▸ What the task asks
The data below must be copied in full and without any change.

Stored records
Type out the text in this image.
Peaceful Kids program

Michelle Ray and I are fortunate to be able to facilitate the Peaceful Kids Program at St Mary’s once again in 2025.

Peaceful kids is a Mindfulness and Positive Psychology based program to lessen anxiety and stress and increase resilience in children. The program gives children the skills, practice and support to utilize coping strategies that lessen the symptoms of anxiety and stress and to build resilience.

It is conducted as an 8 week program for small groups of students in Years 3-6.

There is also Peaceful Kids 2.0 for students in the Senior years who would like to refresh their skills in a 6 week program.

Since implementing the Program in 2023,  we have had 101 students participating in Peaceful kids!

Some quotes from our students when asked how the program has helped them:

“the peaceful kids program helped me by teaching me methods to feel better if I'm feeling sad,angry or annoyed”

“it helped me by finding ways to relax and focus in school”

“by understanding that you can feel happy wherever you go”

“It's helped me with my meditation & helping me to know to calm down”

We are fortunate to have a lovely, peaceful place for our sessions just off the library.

▸ Completed task
Type out the text in this image.
Peaceful Kids program

Michelle Ray and I are fortunate to be able to facilitate the Peaceful Kids Program at St Mary’s once again in 2025.

Peaceful kids is a Mindfulness and Positive Psychology based program to lessen anxiety and stress and increase resilience in children. The program gives children the skills, practice and support to utilize coping strategies that lessen the symptoms of anxiety and stress and to build resilience.

It is conducted as an 8 week program for small groups of students in Years 3-6.

There is also Peaceful Kids 2.0 for students in the Senior years who would like to refresh their skills in a 6 week program.

Since implementing the Program in 2023,  we have had 101 students participating in Peaceful kids!

Some quotes from our students when asked how the program has helped them:

“the peaceful kids program helped me by teaching me methods to feel better if I'm feeling sad,angry or annoyed”

“it helped me by finding ways to relax and focus in school”

“by understanding that you can feel happy wherever you go”

“It's helped me with my meditation & helping me to know to calm down”

We are fortunate to have a lovely, peaceful place for our sessions just off the library.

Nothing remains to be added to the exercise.